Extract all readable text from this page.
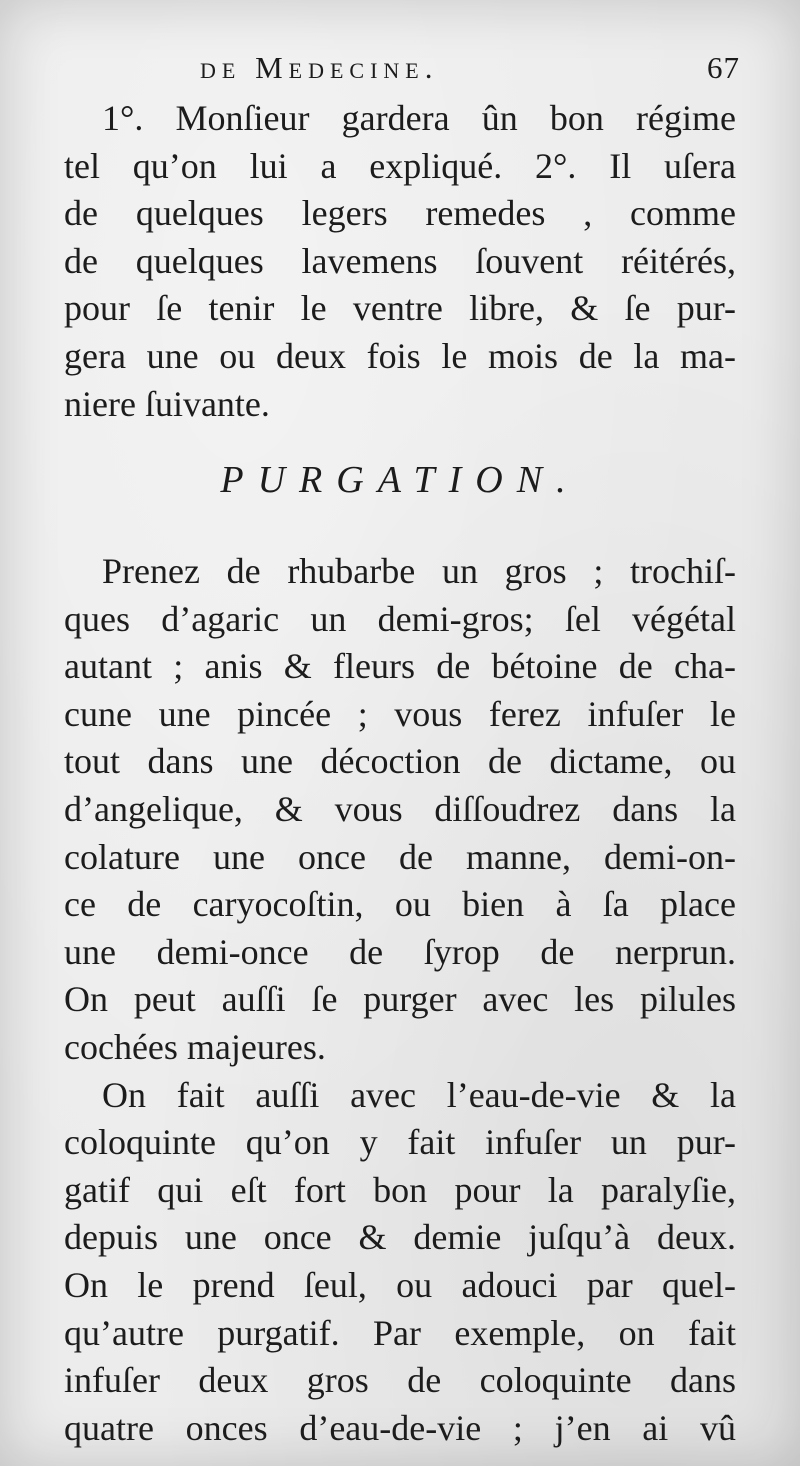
de Medecine.	67
1°. Monſieur gardera ûn bon régime
tel qu’on lui a expliqué. 2°. Il uſera
de quelques legers remedes , comme
de quelques lavemens ſouvent réitérés,
pour ſe tenir le ventre libre, & ſe pur-
gera une ou deux fois le mois de la ma-
niere ſuivante.
PURGATION.
Prenez de rhubarbe un gros ; trochiſ-
ques d’agaric un demi-gros; ſel végétal
autant ; anis & fleurs de bétoine de cha-
cune une pincée ; vous ferez infuſer le
tout dans une décoction de dictame, ou
d’angelique, & vous diſſoudrez dans la
colature une once de manne, demi-on-
ce de caryocoſtin, ou bien à ſa place
une demi-once de ſyrop de nerprun.
On peut auſſi ſe purger avec les pilules
cochées majeures.
On fait auſſi avec l’eau-de-vie & la
coloquinte qu’on y fait infuſer un pur-
gatif qui eſt fort bon pour la paralyſie,
depuis une once & demie juſqu’à deux.
On le prend ſeul, ou adouci par quel-
qu’autre purgatif. Par exemple, on fait
infuſer deux gros de coloquinte dans
quatre onces d’eau-de-vie ; j’en ai vû
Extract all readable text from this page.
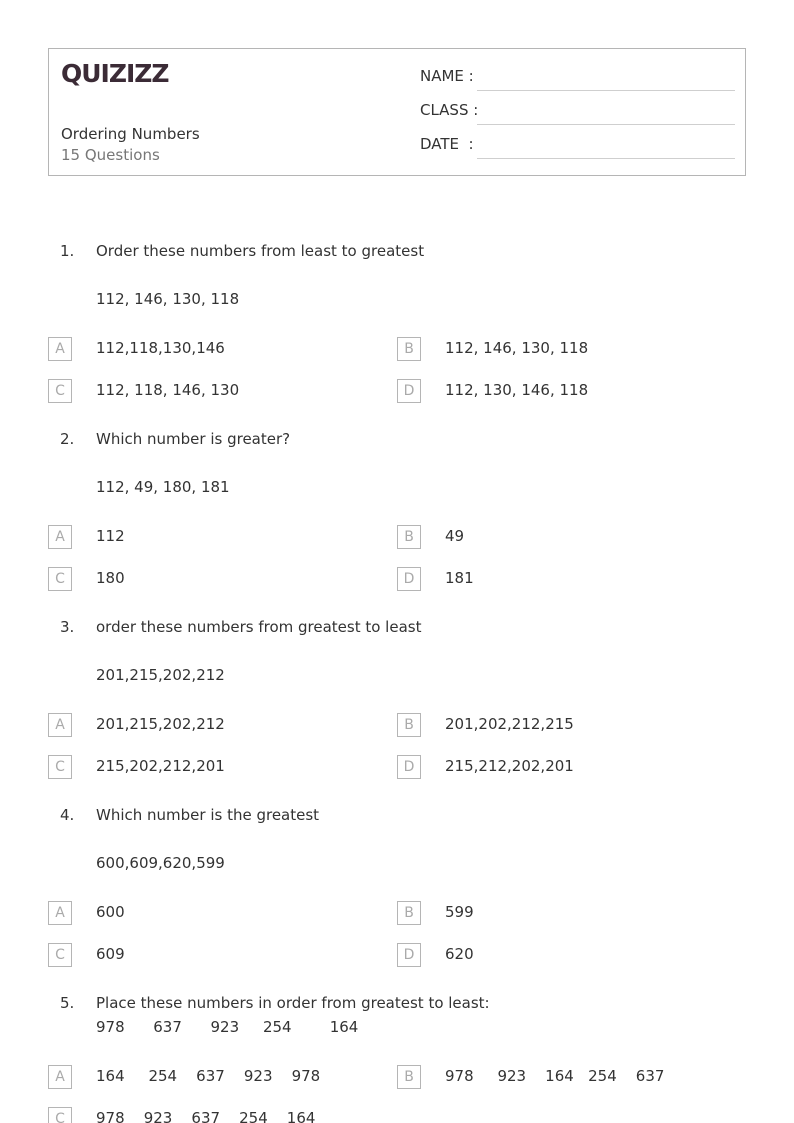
QUIZIZZ
Ordering Numbers
15 Questions
NAME :
CLASS :
DATE  :
1. Order these numbers from least to greatest
112, 146, 130, 118
A	112,118,130,146	B	112, 146, 130, 118
C	112, 118, 146, 130	D	112, 130, 146, 118
2. Which number is greater?
112, 49, 180, 181
A	112	B	49
C	180	D	181
3. order these numbers from greatest to least
201,215,202,212
A	201,215,202,212	B	201,202,212,215
C	215,202,212,201	D	215,212,202,201
4. Which number is the greatest
600,609,620,599
A	600	B	599
C	609	D	620
5. Place these numbers in order from greatest to least:
978      637      923     254        164
A	164     254    637    923    978	B	978     923    164   254    637
C	978    923    637    254    164
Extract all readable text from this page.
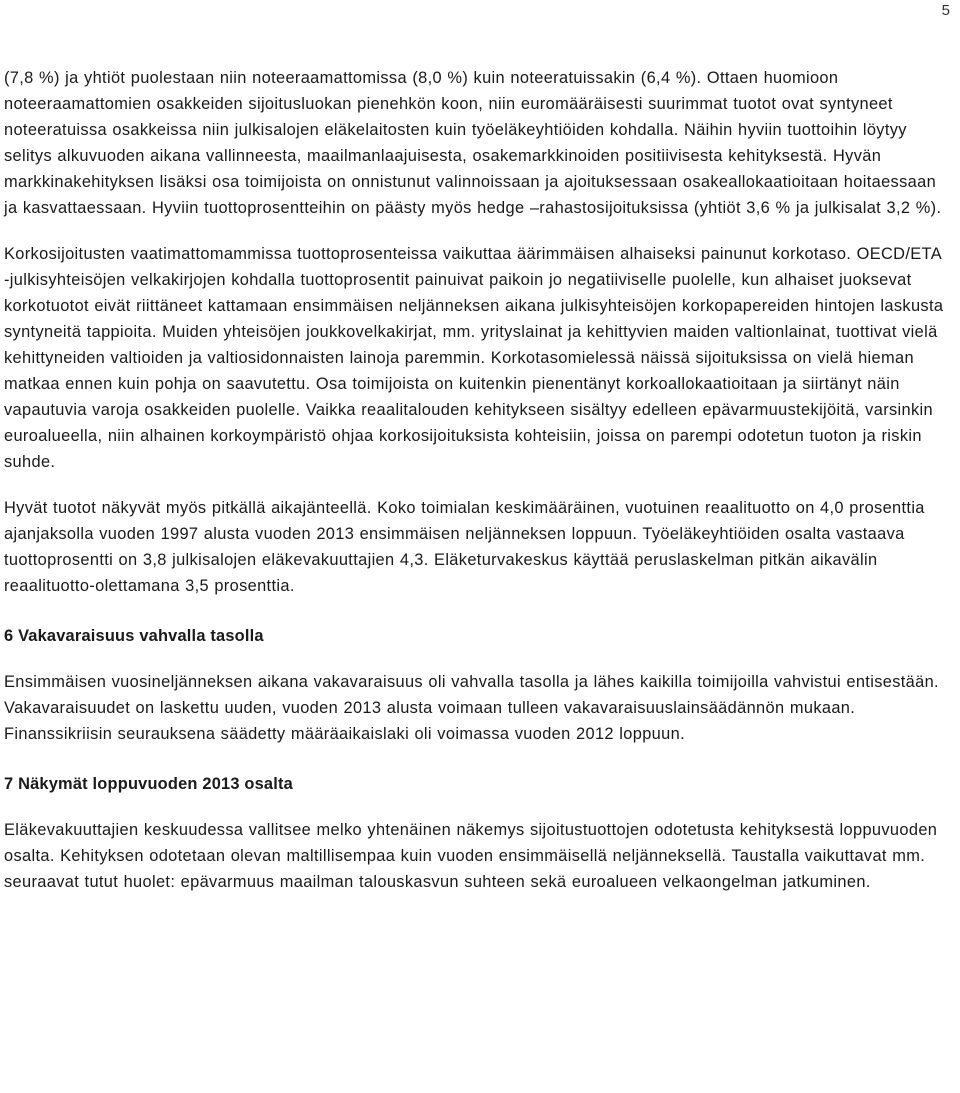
5

(7,8 %) ja yhtiöt puolestaan niin noteeraamattomissa (8,0 %) kuin noteeratuissakin (6,4 %). Ottaen huomioon noteeraamattomien osakkeiden sijoitusluokan pienehkön koon, niin euromääräisesti suurimmat tuotot ovat syntyneet noteeratuissa osakkeissa niin julkisalojen eläkelaitosten kuin työeläkeyhtiöiden kohdalla. Näihin hyviin tuottoihin löytyy selitys alkuvuoden aikana vallinneesta, maailmanlaajuisesta, osakemarkkinoiden positiivisesta kehityksestä. Hyvän markkinakehityksen lisäksi osa toimijoista on onnistunut valinnoissaan ja ajoituksessaan osakeallokaatioitaan hoitaessaan ja kasvattaessaan. Hyviin tuottoprosentteihin on päästy myös hedge –rahastosijoituksissa (yhtiöt 3,6 % ja julkisalat 3,2 %).

Korkosijoitusten vaatimattomammissa tuottoprosenteissa vaikuttaa äärimmäisen alhaiseksi painunut korkotaso. OECD/ETA -julkisyhteisöjen velkakirjojen kohdalla tuottoprosentit painuivat paikoin jo negatiiviselle puolelle, kun alhaiset juoksevat korkotuotot eivät riittäneet kattamaan ensimmäisen neljänneksen aikana julkisyhteisöjen korkopapereiden hintojen laskusta syntyneitä tappioita. Muiden yhteisöjen joukkovelkakirjat, mm. yrityslainat ja kehittyvien maiden valtionlainat, tuottivat vielä kehittyneiden valtioiden ja valtiosidonnaisten lainoja paremmin. Korkotasomielessä näissä sijoituksissa on vielä hieman matkaa ennen kuin pohja on saavutettu. Osa toimijoista on kuitenkin pienentänyt korkoallokaatioitaan ja siirtänyt näin vapautuvia varoja osakkeiden puolelle. Vaikka reaalitalouden kehitykseen sisältyy edelleen epävarmuustekijöitä, varsinkin euroalueella, niin alhainen korkoympäristö ohjaa korkosijoituksista kohteisiin, joissa on parempi odotetun tuoton ja riskin suhde.

Hyvät tuotot näkyvät myös pitkällä aikajänteellä. Koko toimialan keskimääräinen, vuotuinen reaalituotto on 4,0 prosenttia ajanjaksolla vuoden 1997 alusta vuoden 2013 ensimmäisen neljänneksen loppuun. Työeläkeyhtiöiden osalta vastaava tuottoprosentti on 3,8 julkisalojen eläkevakuuttajien 4,3. Eläketurvakeskus käyttää peruslaskelman pitkän aikavälin reaalituotto-olettamana 3,5 prosenttia.

6 Vakavaraisuus vahvalla tasolla

Ensimmäisen vuosineljänneksen aikana vakavaraisuus oli vahvalla tasolla ja lähes kaikilla toimijoilla vahvistui entisestään. Vakavaraisuudet on laskettu uuden, vuoden 2013 alusta voimaan tulleen vakavaraisuuslainsäädännön mukaan. Finanssikriisin seurauksena säädetty määräaikaislaki oli voimassa vuoden 2012 loppuun.

7 Näkymät loppuvuoden 2013 osalta

Eläkevakuuttajien keskuudessa vallitsee melko yhtenäinen näkemys sijoitustuottojen odotetusta kehityksestä loppuvuoden osalta. Kehityksen odotetaan olevan maltillisempaa kuin vuoden ensimmäisellä neljänneksellä. Taustalla vaikuttavat mm. seuraavat tutut huolet: epävarmuus maailman talouskasvun suhteen sekä euroalueen velkaongelman jatkuminen.
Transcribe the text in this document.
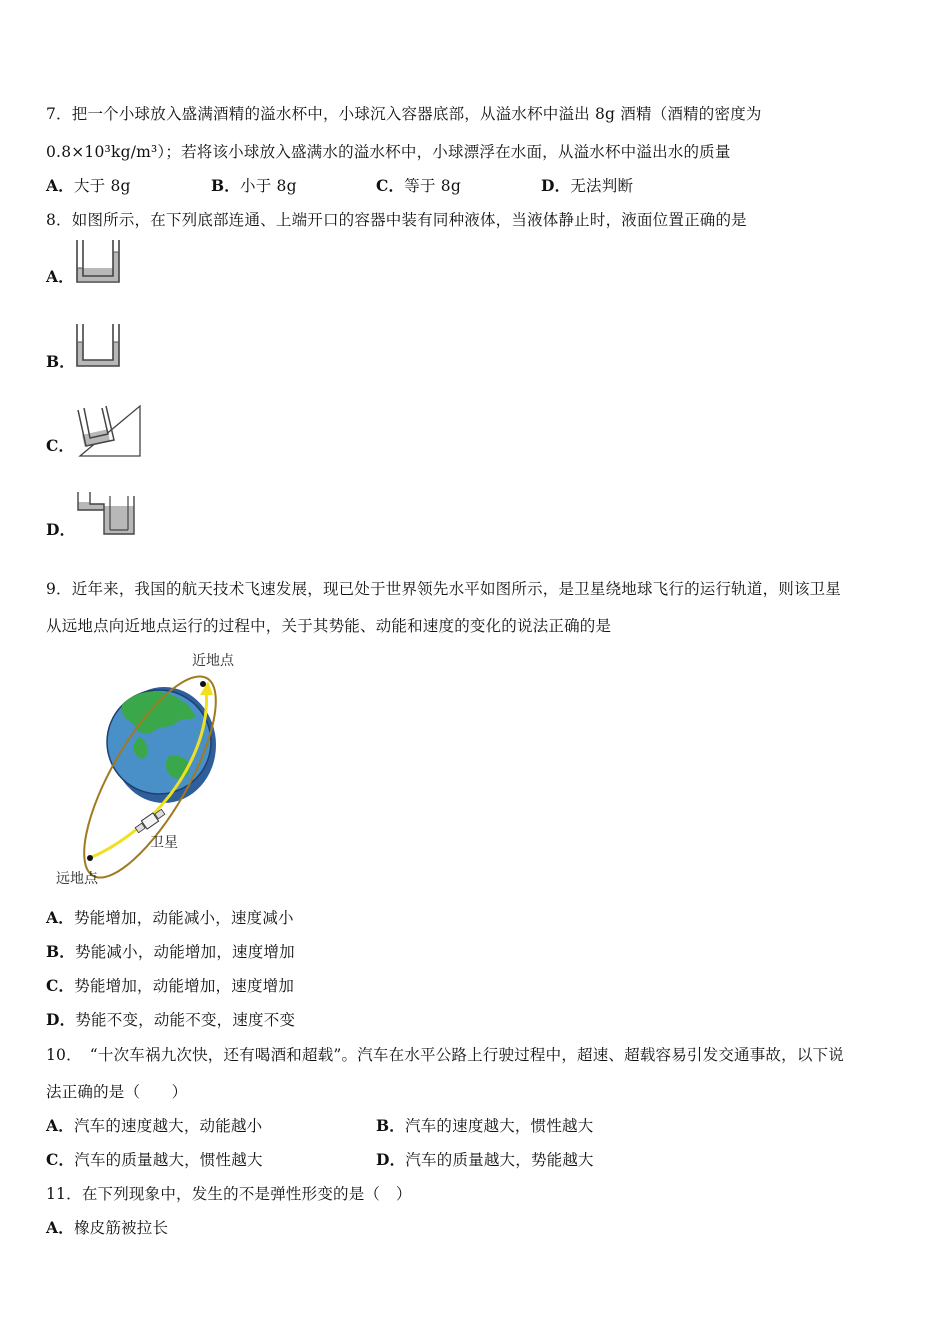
7．把一个小球放入盛满酒精的溢水杯中，小球沉入容器底部，从溢水杯中溢出 8g 酒精（酒精的密度为
0.8×10³kg/m³）；若将该小球放入盛满水的溢水杯中，小球漂浮在水面，从溢水杯中溢出水的质量
A．大于 8g	B．小于 8g	C．等于 8g	D．无法判断
8．如图所示，在下列底部连通、上端开口的容器中装有同种液体，当液体静止时，液面位置正确的是
A．
B．
C．
D．
9．近年来，我国的航天技术飞速发展，现已处于世界领先水平如图所示，是卫星绕地球飞行的运行轨道，则该卫星
从远地点向近地点运行的过程中，关于其势能、动能和速度的变化的说法正确的是
近地点
卫星
远地点
A．势能增加，动能减小，速度减小
B．势能减小，动能增加，速度增加
C．势能增加，动能增加，速度增加
D．势能不变，动能不变，速度不变
10．　“十次车祸九次快，还有喝酒和超载”。汽车在水平公路上行驶过程中，超速、超载容易引发交通事故，以下说
法正确的是（　　）
A．汽车的速度越大，动能越小	B．汽车的速度越大，惯性越大
C．汽车的质量越大，惯性越大	D．汽车的质量越大，势能越大
11．在下列现象中，发生的不是弹性形变的是（　）
A．橡皮筋被拉长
+-------+
■ **Set problem**
Pull every line containing the word "these" out of the material and copy it.

■ **Result of this task**
1. Order these numbers from least to greatest
3. order these numbers from greatest to least
5. Place these numbers in order from greatest to least:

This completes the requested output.